EXERCISE DESCRIPTION: Output the material word for word. Leave each picture out.

── ENTRIES ──

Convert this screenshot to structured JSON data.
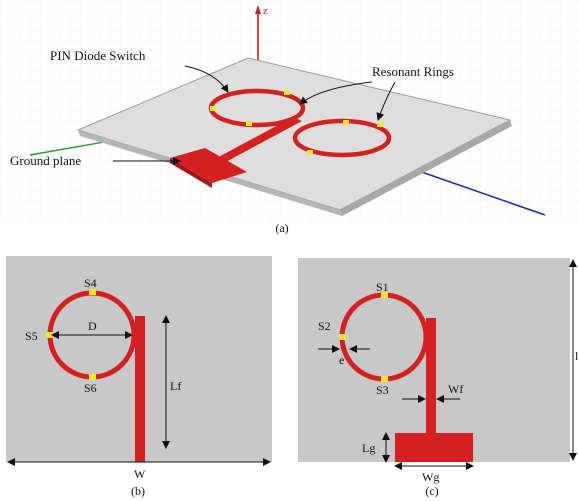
{
  "panel_a": {
    "caption": "(a)",
    "axis_label": "z",
    "callouts": {
      "pin_diode": "PIN Diode Switch",
      "resonant_rings": "Resonant Rings",
      "ground_plane": "Ground plane"
    }
  },
  "panel_b": {
    "caption": "(b)",
    "switches": [
      "S4",
      "S5",
      "S6"
    ],
    "dims": {
      "ring_diameter": "D",
      "feed_length": "Lf",
      "width": "W"
    }
  },
  "panel_c": {
    "caption": "(c)",
    "switches": [
      "S1",
      "S2",
      "S3"
    ],
    "dims": {
      "ring_thickness": "e",
      "feed_width": "Wf",
      "ground_length": "Lg",
      "ground_width": "Wg",
      "length": "l"
    }
  },
  "colors": {
    "conductor": "#d42020",
    "switch": "#f2e62a",
    "substrate": "#c8c8c8",
    "plane_3d": "#dedede",
    "axis_z": "#c82020",
    "axis_y": "#2a9a2a",
    "axis_x": "#2030b0"
  }
}
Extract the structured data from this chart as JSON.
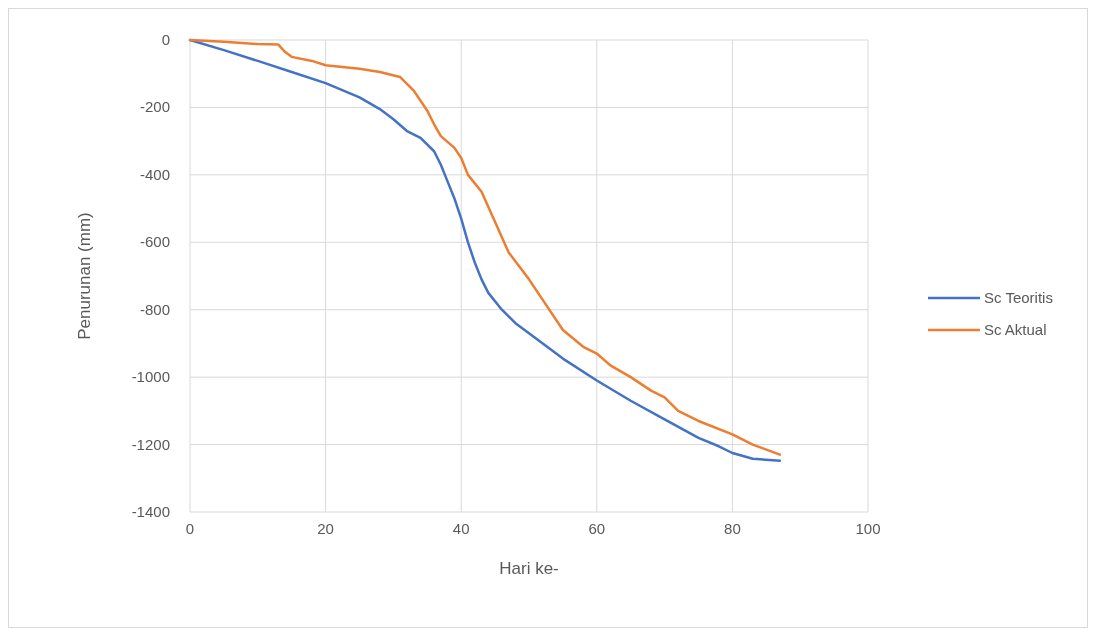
{
  "chart_data": {
    "type": "line",
    "xlabel": "Hari ke-",
    "ylabel": "Penurunan (mm)",
    "xlim": [
      0,
      100
    ],
    "xticks": [
      0,
      20,
      40,
      60,
      80,
      100
    ],
    "ylim": [
      -1400,
      0
    ],
    "yticks": [
      -1400,
      -1200,
      -1000,
      -800,
      -600,
      -400,
      -200,
      0
    ],
    "grid": true,
    "legend": "right",
    "marker": "none",
    "line_style": "solid",
    "series": [
      {
        "name": "Sc Teoritis",
        "color": "#4472c4",
        "x": [
          0,
          5,
          10,
          15,
          20,
          25,
          28,
          30,
          32,
          34,
          36,
          37,
          38,
          39,
          40,
          41,
          42,
          43,
          44,
          46,
          48,
          50,
          55,
          60,
          65,
          70,
          75,
          78,
          80,
          83,
          87
        ],
        "values": [
          0,
          -30,
          -62,
          -95,
          -128,
          -170,
          -205,
          -235,
          -270,
          -290,
          -330,
          -370,
          -420,
          -470,
          -530,
          -600,
          -660,
          -710,
          -750,
          -800,
          -840,
          -870,
          -945,
          -1010,
          -1070,
          -1125,
          -1180,
          -1205,
          -1225,
          -1242,
          -1248
        ]
      },
      {
        "name": "Sc Aktual",
        "color": "#ed7d31",
        "x": [
          0,
          5,
          10,
          13,
          14,
          15,
          18,
          20,
          25,
          28,
          31,
          33,
          35,
          36,
          37,
          39,
          40,
          41,
          43,
          45,
          47,
          50,
          52,
          55,
          58,
          60,
          62,
          65,
          68,
          70,
          72,
          75,
          80,
          83,
          87
        ],
        "values": [
          0,
          -5,
          -12,
          -13,
          -35,
          -50,
          -62,
          -75,
          -85,
          -95,
          -110,
          -150,
          -210,
          -250,
          -285,
          -320,
          -350,
          -400,
          -450,
          -540,
          -630,
          -710,
          -770,
          -860,
          -910,
          -930,
          -965,
          -1000,
          -1040,
          -1060,
          -1100,
          -1130,
          -1170,
          -1200,
          -1230
        ]
      }
    ]
  }
}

───

RESULT:
Convert this screenshot to structured JSON data.
{
  "panel_a": {
    "caption": "(a)",
    "axis_label": "z",
    "callouts": {
      "pin_diode": "PIN Diode Switch",
      "resonant_rings": "Resonant Rings",
      "ground_plane": "Ground plane"
    }
  },
  "panel_b": {
    "caption": "(b)",
    "switches": [
      "S4",
      "S5",
      "S6"
    ],
    "dims": {
      "ring_diameter": "D",
      "feed_length": "Lf",
      "width": "W"
    }
  },
  "panel_c": {
    "caption": "(c)",
    "switches": [
      "S1",
      "S2",
      "S3"
    ],
    "dims": {
      "ring_thickness": "e",
      "feed_width": "Wf",
      "ground_length": "Lg",
      "ground_width": "Wg",
      "length": "l"
    }
  },
  "colors": {
    "conductor": "#d42020",
    "switch": "#f2e62a",
    "substrate": "#c8c8c8",
    "plane_3d": "#dedede",
    "axis_z": "#c82020",
    "axis_y": "#2a9a2a",
    "axis_x": "#2030b0"
  }
}
Extract the structured data from this chart as JSON.
{
  "chart_data": {
    "type": "line",
    "xlabel": "Hari ke-",
    "ylabel": "Penurunan (mm)",
    "xlim": [
      0,
      100
    ],
    "xticks": [
      0,
      20,
      40,
      60,
      80,
      100
    ],
    "ylim": [
      -1400,
      0
    ],
    "yticks": [
      -1400,
      -1200,
      -1000,
      -800,
      -600,
      -400,
      -200,
      0
    ],
    "grid": true,
    "legend": "right",
    "marker": "none",
    "line_style": "solid",
    "series": [
      {
        "name": "Sc Teoritis",
        "color": "#4472c4",
        "x": [
          0,
          5,
          10,
          15,
          20,
          25,
          28,
          30,
          32,
          34,
          36,
          37,
          38,
          39,
          40,
          41,
          42,
          43,
          44,
          46,
          48,
          50,
          55,
          60,
          65,
          70,
          75,
          78,
          80,
          83,
          87
        ],
        "values": [
          0,
          -30,
          -62,
          -95,
          -128,
          -170,
          -205,
          -235,
          -270,
          -290,
          -330,
          -370,
          -420,
          -470,
          -530,
          -600,
          -660,
          -710,
          -750,
          -800,
          -840,
          -870,
          -945,
          -1010,
          -1070,
          -1125,
          -1180,
          -1205,
          -1225,
          -1242,
          -1248
        ]
      },
      {
        "name": "Sc Aktual",
        "color": "#ed7d31",
        "x": [
          0,
          5,
          10,
          13,
          14,
          15,
          18,
          20,
          25,
          28,
          31,
          33,
          35,
          36,
          37,
          39,
          40,
          41,
          43,
          45,
          47,
          50,
          52,
          55,
          58,
          60,
          62,
          65,
          68,
          70,
          72,
          75,
          80,
          83,
          87
        ],
        "values": [
          0,
          -5,
          -12,
          -13,
          -35,
          -50,
          -62,
          -75,
          -85,
          -95,
          -110,
          -150,
          -210,
          -250,
          -285,
          -320,
          -350,
          -400,
          -450,
          -540,
          -630,
          -710,
          -770,
          -860,
          -910,
          -930,
          -965,
          -1000,
          -1040,
          -1060,
          -1100,
          -1130,
          -1170,
          -1200,
          -1230
        ]
      }
    ]
  }
}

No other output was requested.